All of the data must be printed exactly; please include every line.

=======

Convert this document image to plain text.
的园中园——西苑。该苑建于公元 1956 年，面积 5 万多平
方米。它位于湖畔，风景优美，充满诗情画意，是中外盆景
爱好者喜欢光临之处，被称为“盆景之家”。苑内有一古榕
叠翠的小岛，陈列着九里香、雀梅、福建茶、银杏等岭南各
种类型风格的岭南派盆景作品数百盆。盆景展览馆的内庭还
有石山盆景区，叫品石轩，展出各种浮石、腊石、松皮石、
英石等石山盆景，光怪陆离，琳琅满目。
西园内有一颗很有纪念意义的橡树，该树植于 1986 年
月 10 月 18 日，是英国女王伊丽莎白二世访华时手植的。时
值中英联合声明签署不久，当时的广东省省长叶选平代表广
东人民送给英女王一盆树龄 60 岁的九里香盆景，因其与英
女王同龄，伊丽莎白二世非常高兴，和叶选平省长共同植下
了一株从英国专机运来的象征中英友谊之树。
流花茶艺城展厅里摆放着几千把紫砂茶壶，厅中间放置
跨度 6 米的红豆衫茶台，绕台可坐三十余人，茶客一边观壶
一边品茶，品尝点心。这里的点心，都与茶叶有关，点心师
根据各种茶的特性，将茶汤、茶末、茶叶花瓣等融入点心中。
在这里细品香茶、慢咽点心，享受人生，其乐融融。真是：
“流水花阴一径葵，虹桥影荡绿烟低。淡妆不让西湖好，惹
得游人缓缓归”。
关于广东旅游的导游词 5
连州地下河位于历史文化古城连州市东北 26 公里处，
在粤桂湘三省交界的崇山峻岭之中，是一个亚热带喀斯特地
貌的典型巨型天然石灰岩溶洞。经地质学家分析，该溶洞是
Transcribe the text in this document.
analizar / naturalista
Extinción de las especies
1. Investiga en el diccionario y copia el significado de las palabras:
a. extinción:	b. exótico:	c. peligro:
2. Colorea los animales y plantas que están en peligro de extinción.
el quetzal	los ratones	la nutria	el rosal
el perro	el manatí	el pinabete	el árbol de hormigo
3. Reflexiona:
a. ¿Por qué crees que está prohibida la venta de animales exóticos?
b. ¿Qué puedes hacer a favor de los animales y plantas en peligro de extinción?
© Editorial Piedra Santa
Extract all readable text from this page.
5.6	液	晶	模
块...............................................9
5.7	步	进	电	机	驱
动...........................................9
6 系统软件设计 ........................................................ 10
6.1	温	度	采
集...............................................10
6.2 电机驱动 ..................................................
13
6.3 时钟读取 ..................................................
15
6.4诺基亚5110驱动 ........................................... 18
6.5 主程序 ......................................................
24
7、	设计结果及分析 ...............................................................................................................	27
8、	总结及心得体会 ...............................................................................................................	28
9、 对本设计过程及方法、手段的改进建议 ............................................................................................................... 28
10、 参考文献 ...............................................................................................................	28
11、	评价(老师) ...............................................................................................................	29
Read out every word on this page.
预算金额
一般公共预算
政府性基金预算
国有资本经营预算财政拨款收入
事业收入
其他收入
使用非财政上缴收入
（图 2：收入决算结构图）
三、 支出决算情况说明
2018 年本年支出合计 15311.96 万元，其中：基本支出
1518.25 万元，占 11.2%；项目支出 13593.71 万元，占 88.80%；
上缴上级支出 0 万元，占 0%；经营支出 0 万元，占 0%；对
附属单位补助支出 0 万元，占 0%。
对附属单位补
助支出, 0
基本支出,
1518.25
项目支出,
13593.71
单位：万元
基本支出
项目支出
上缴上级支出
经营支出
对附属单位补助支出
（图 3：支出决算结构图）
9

=======

- _REPLY TO THE EXERCISE_
Convert this document image to plain text.
的园中园——西苑。该苑建于公元 1956 年，面积 5 万多平
方米。它位于湖畔，风景优美，充满诗情画意，是中外盆景
爱好者喜欢光临之处，被称为“盆景之家”。苑内有一古榕
叠翠的小岛，陈列着九里香、雀梅、福建茶、银杏等岭南各
种类型风格的岭南派盆景作品数百盆。盆景展览馆的内庭还
有石山盆景区，叫品石轩，展出各种浮石、腊石、松皮石、
英石等石山盆景，光怪陆离，琳琅满目。
西园内有一颗很有纪念意义的橡树，该树植于 1986 年
月 10 月 18 日，是英国女王伊丽莎白二世访华时手植的。时
值中英联合声明签署不久，当时的广东省省长叶选平代表广
东人民送给英女王一盆树龄 60 岁的九里香盆景，因其与英
女王同龄，伊丽莎白二世非常高兴，和叶选平省长共同植下
了一株从英国专机运来的象征中英友谊之树。
流花茶艺城展厅里摆放着几千把紫砂茶壶，厅中间放置
跨度 6 米的红豆衫茶台，绕台可坐三十余人，茶客一边观壶
一边品茶，品尝点心。这里的点心，都与茶叶有关，点心师
根据各种茶的特性，将茶汤、茶末、茶叶花瓣等融入点心中。
在这里细品香茶、慢咽点心，享受人生，其乐融融。真是：
“流水花阴一径葵，虹桥影荡绿烟低。淡妆不让西湖好，惹
得游人缓缓归”。
关于广东旅游的导游词 5
连州地下河位于历史文化古城连州市东北 26 公里处，
在粤桂湘三省交界的崇山峻岭之中，是一个亚热带喀斯特地
貌的典型巨型天然石灰岩溶洞。经地质学家分析，该溶洞是
Transcribe the text in this document.
analizar / naturalista
Extinción de las especies
1. Investiga en el diccionario y copia el significado de las palabras:
a. extinción:	b. exótico:	c. peligro:
2. Colorea los animales y plantas que están en peligro de extinción.
el quetzal	los ratones	la nutria	el rosal
el perro	el manatí	el pinabete	el árbol de hormigo
3. Reflexiona:
a. ¿Por qué crees que está prohibida la venta de animales exóticos?
b. ¿Qué puedes hacer a favor de los animales y plantas en peligro de extinción?
© Editorial Piedra Santa
Extract all readable text from this page.
5.6	液	晶	模
块...............................................9
5.7	步	进	电	机	驱
动...........................................9
6 系统软件设计 ........................................................ 10
6.1	温	度	采
集...............................................10
6.2 电机驱动 ..................................................
13
6.3 时钟读取 ..................................................
15
6.4诺基亚5110驱动 ........................................... 18
6.5 主程序 ......................................................
24
7、	设计结果及分析 ...............................................................................................................	27
8、	总结及心得体会 ...............................................................................................................	28
9、 对本设计过程及方法、手段的改进建议 ............................................................................................................... 28
10、 参考文献 ...............................................................................................................	28
11、	评价(老师) ...............................................................................................................	29
Read out every word on this page.
预算金额
一般公共预算
政府性基金预算
国有资本经营预算财政拨款收入
事业收入
其他收入
使用非财政上缴收入
（图 2：收入决算结构图）
三、 支出决算情况说明
2018 年本年支出合计 15311.96 万元，其中：基本支出
1518.25 万元，占 11.2%；项目支出 13593.71 万元，占 88.80%；
上缴上级支出 0 万元，占 0%；经营支出 0 万元，占 0%；对
附属单位补助支出 0 万元，占 0%。
对附属单位补
助支出, 0
基本支出,
1518.25
项目支出,
13593.71
单位：万元
基本支出
项目支出
上缴上级支出
经营支出
对附属单位补助支出
（图 3：支出决算结构图）
9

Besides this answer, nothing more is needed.